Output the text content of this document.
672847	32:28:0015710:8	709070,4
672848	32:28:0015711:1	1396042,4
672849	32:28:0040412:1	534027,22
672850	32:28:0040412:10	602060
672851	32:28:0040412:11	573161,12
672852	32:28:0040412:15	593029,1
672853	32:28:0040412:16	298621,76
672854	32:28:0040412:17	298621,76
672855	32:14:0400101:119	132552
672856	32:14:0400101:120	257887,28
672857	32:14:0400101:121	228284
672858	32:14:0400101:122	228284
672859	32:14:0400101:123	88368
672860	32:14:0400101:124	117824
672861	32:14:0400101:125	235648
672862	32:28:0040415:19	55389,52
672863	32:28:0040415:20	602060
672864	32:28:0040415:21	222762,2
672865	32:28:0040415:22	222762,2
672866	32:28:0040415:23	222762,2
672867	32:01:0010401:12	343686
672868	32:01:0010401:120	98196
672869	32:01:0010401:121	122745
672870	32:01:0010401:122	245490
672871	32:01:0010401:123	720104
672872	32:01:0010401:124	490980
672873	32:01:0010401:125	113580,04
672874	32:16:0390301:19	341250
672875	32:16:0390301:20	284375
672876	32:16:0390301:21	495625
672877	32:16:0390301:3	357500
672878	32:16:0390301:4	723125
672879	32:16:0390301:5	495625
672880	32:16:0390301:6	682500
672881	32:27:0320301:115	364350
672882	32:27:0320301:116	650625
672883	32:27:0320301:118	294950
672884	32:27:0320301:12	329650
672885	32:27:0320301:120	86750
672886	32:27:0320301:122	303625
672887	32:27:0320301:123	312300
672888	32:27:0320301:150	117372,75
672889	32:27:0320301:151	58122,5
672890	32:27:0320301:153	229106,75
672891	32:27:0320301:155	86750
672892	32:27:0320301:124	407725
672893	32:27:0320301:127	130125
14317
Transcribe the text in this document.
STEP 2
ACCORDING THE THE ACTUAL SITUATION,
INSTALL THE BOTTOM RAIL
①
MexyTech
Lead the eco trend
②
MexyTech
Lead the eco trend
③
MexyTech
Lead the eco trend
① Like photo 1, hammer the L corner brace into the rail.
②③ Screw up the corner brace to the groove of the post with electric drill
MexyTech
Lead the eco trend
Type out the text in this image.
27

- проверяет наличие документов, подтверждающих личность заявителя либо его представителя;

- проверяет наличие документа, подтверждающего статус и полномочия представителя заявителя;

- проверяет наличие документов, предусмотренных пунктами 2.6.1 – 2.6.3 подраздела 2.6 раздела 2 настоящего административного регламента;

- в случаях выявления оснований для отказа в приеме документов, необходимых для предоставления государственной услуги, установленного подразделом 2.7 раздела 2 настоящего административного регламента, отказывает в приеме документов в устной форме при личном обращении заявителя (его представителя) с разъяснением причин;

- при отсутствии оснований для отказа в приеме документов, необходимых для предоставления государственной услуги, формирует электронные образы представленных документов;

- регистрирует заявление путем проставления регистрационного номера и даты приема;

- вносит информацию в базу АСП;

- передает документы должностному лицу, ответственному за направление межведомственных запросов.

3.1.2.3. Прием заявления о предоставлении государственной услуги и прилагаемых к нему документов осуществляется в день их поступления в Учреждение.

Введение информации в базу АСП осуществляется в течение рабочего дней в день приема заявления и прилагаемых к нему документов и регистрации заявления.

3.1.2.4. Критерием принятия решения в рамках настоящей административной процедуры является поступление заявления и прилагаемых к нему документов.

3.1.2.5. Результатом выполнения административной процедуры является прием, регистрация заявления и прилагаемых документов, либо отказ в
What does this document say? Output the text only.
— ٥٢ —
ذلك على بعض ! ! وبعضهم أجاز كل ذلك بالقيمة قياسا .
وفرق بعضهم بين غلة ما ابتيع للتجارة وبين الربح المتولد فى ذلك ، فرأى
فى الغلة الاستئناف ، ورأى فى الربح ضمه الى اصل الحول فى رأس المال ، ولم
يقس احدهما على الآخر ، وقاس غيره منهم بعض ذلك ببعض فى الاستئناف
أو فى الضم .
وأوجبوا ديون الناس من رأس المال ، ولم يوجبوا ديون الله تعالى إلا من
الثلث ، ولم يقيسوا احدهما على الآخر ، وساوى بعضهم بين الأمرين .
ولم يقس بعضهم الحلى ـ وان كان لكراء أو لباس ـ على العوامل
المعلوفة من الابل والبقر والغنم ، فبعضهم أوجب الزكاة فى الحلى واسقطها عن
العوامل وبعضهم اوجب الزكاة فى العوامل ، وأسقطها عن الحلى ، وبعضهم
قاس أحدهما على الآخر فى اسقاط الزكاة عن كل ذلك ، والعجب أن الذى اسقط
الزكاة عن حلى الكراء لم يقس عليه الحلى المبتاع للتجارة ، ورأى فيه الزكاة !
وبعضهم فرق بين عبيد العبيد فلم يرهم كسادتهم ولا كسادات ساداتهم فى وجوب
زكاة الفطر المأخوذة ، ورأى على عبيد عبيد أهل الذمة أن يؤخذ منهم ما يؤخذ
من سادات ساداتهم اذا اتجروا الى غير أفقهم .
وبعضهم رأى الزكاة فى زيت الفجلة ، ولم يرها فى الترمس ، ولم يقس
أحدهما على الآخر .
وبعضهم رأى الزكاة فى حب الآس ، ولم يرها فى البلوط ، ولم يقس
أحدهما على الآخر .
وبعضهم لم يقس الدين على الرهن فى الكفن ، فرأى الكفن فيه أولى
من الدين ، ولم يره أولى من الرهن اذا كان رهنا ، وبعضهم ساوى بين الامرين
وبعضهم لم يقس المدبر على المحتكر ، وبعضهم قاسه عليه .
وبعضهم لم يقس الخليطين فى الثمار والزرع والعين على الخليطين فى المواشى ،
######
- What needs to be done: Exactly reproduce every line of the records.

- Solution for this task:
Output the text content of this document.
672847	32:28:0015710:8	709070,4
672848	32:28:0015711:1	1396042,4
672849	32:28:0040412:1	534027,22
672850	32:28:0040412:10	602060
672851	32:28:0040412:11	573161,12
672852	32:28:0040412:15	593029,1
672853	32:28:0040412:16	298621,76
672854	32:28:0040412:17	298621,76
672855	32:14:0400101:119	132552
672856	32:14:0400101:120	257887,28
672857	32:14:0400101:121	228284
672858	32:14:0400101:122	228284
672859	32:14:0400101:123	88368
672860	32:14:0400101:124	117824
672861	32:14:0400101:125	235648
672862	32:28:0040415:19	55389,52
672863	32:28:0040415:20	602060
672864	32:28:0040415:21	222762,2
672865	32:28:0040415:22	222762,2
672866	32:28:0040415:23	222762,2
672867	32:01:0010401:12	343686
672868	32:01:0010401:120	98196
672869	32:01:0010401:121	122745
672870	32:01:0010401:122	245490
672871	32:01:0010401:123	720104
672872	32:01:0010401:124	490980
672873	32:01:0010401:125	113580,04
672874	32:16:0390301:19	341250
672875	32:16:0390301:20	284375
672876	32:16:0390301:21	495625
672877	32:16:0390301:3	357500
672878	32:16:0390301:4	723125
672879	32:16:0390301:5	495625
672880	32:16:0390301:6	682500
672881	32:27:0320301:115	364350
672882	32:27:0320301:116	650625
672883	32:27:0320301:118	294950
672884	32:27:0320301:12	329650
672885	32:27:0320301:120	86750
672886	32:27:0320301:122	303625
672887	32:27:0320301:123	312300
672888	32:27:0320301:150	117372,75
672889	32:27:0320301:151	58122,5
672890	32:27:0320301:153	229106,75
672891	32:27:0320301:155	86750
672892	32:27:0320301:124	407725
672893	32:27:0320301:127	130125
14317
Transcribe the text in this document.
STEP 2
ACCORDING THE THE ACTUAL SITUATION,
INSTALL THE BOTTOM RAIL
①
MexyTech
Lead the eco trend
②
MexyTech
Lead the eco trend
③
MexyTech
Lead the eco trend
① Like photo 1, hammer the L corner brace into the rail.
②③ Screw up the corner brace to the groove of the post with electric drill
MexyTech
Lead the eco trend
Type out the text in this image.
27

- проверяет наличие документов, подтверждающих личность заявителя либо его представителя;

- проверяет наличие документа, подтверждающего статус и полномочия представителя заявителя;

- проверяет наличие документов, предусмотренных пунктами 2.6.1 – 2.6.3 подраздела 2.6 раздела 2 настоящего административного регламента;

- в случаях выявления оснований для отказа в приеме документов, необходимых для предоставления государственной услуги, установленного подразделом 2.7 раздела 2 настоящего административного регламента, отказывает в приеме документов в устной форме при личном обращении заявителя (его представителя) с разъяснением причин;

- при отсутствии оснований для отказа в приеме документов, необходимых для предоставления государственной услуги, формирует электронные образы представленных документов;

- регистрирует заявление путем проставления регистрационного номера и даты приема;

- вносит информацию в базу АСП;

- передает документы должностному лицу, ответственному за направление межведомственных запросов.

3.1.2.3. Прием заявления о предоставлении государственной услуги и прилагаемых к нему документов осуществляется в день их поступления в Учреждение.

Введение информации в базу АСП осуществляется в течение рабочего дней в день приема заявления и прилагаемых к нему документов и регистрации заявления.

3.1.2.4. Критерием принятия решения в рамках настоящей административной процедуры является поступление заявления и прилагаемых к нему документов.

3.1.2.5. Результатом выполнения административной процедуры является прием, регистрация заявления и прилагаемых документов, либо отказ в
What does this document say? Output the text only.
— ٥٢ —
ذلك على بعض ! ! وبعضهم أجاز كل ذلك بالقيمة قياسا .
وفرق بعضهم بين غلة ما ابتيع للتجارة وبين الربح المتولد فى ذلك ، فرأى
فى الغلة الاستئناف ، ورأى فى الربح ضمه الى اصل الحول فى رأس المال ، ولم
يقس احدهما على الآخر ، وقاس غيره منهم بعض ذلك ببعض فى الاستئناف
أو فى الضم .
وأوجبوا ديون الناس من رأس المال ، ولم يوجبوا ديون الله تعالى إلا من
الثلث ، ولم يقيسوا احدهما على الآخر ، وساوى بعضهم بين الأمرين .
ولم يقس بعضهم الحلى ـ وان كان لكراء أو لباس ـ على العوامل
المعلوفة من الابل والبقر والغنم ، فبعضهم أوجب الزكاة فى الحلى واسقطها عن
العوامل وبعضهم اوجب الزكاة فى العوامل ، وأسقطها عن الحلى ، وبعضهم
قاس أحدهما على الآخر فى اسقاط الزكاة عن كل ذلك ، والعجب أن الذى اسقط
الزكاة عن حلى الكراء لم يقس عليه الحلى المبتاع للتجارة ، ورأى فيه الزكاة !
وبعضهم فرق بين عبيد العبيد فلم يرهم كسادتهم ولا كسادات ساداتهم فى وجوب
زكاة الفطر المأخوذة ، ورأى على عبيد عبيد أهل الذمة أن يؤخذ منهم ما يؤخذ
من سادات ساداتهم اذا اتجروا الى غير أفقهم .
وبعضهم رأى الزكاة فى زيت الفجلة ، ولم يرها فى الترمس ، ولم يقس
أحدهما على الآخر .
وبعضهم رأى الزكاة فى حب الآس ، ولم يرها فى البلوط ، ولم يقس
أحدهما على الآخر .
وبعضهم لم يقس الدين على الرهن فى الكفن ، فرأى الكفن فيه أولى
من الدين ، ولم يره أولى من الرهن اذا كان رهنا ، وبعضهم ساوى بين الامرين
وبعضهم لم يقس المدبر على المحتكر ، وبعضهم قاسه عليه .
وبعضهم لم يقس الخليطين فى الثمار والزرع والعين على الخليطين فى المواشى ،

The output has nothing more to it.